Task objective: Look through the material and copy each line holding "Thursday".

Dataset entries:
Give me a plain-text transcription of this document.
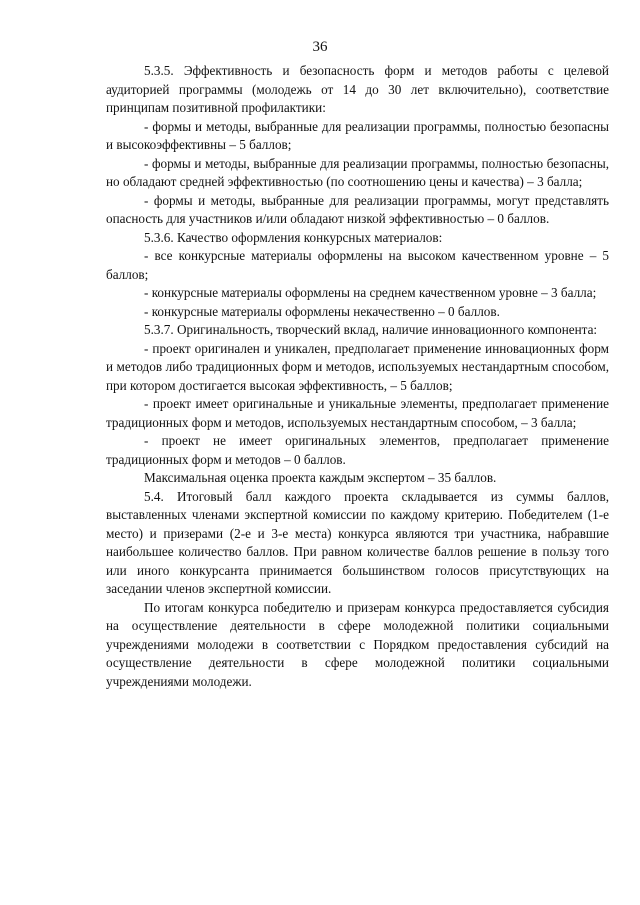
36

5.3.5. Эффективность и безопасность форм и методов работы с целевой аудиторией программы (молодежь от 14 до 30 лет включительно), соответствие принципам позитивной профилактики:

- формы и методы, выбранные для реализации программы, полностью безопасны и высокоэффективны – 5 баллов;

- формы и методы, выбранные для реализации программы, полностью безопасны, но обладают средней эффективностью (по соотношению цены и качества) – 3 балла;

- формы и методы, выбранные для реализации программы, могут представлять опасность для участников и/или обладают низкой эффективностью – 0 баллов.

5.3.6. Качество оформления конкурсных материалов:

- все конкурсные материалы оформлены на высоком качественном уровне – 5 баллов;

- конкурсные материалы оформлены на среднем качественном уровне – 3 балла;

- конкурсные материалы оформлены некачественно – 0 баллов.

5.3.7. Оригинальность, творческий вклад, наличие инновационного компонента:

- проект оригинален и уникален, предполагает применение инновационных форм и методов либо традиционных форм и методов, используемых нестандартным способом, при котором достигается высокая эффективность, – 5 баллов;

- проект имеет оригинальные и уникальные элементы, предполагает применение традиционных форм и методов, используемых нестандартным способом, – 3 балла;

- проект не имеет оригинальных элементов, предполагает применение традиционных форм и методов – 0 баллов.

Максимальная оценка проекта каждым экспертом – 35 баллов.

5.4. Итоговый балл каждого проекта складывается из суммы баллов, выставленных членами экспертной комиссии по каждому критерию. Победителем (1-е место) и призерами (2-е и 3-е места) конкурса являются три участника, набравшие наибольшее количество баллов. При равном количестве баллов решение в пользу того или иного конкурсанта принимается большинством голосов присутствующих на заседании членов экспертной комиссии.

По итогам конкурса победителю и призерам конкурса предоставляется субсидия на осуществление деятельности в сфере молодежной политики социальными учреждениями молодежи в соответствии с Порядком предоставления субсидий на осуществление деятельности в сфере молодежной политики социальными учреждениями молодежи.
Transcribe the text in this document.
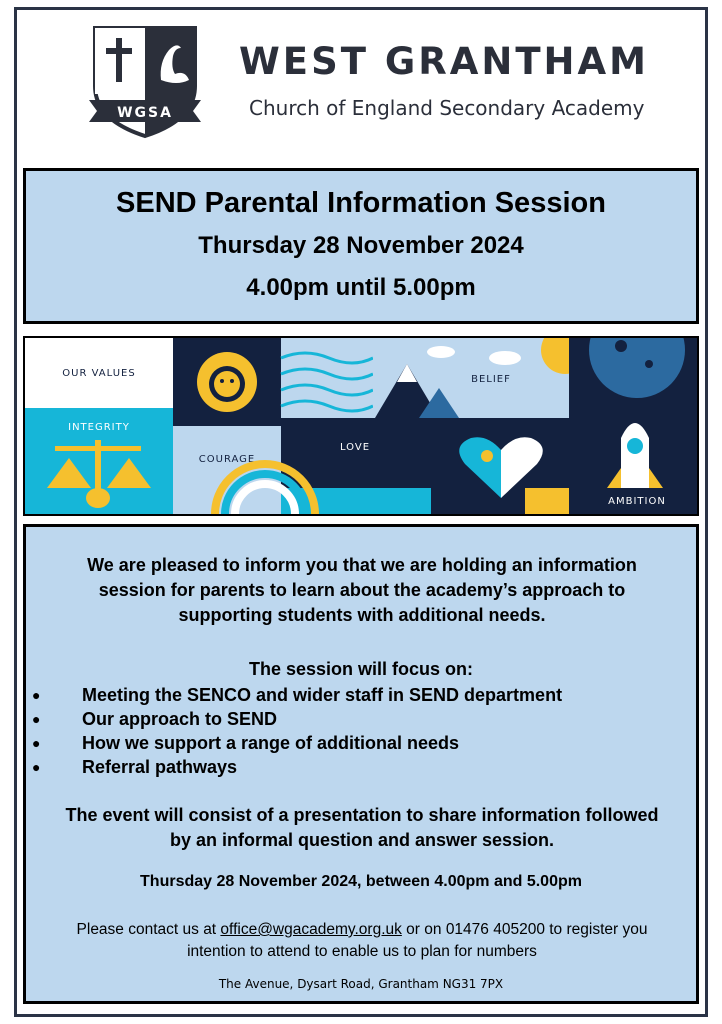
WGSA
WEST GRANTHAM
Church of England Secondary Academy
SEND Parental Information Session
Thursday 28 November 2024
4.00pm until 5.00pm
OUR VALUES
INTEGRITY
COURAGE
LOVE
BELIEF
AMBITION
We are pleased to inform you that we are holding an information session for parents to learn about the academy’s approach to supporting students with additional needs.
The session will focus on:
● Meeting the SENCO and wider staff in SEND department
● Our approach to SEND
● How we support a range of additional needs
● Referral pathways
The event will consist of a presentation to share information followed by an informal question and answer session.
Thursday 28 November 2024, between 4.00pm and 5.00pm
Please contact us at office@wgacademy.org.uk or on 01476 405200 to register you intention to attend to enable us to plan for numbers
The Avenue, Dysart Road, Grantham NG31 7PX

Response to this task:
Thursday 28 November 2024
Thursday 28 November 2024, between 4.00pm and 5.00pm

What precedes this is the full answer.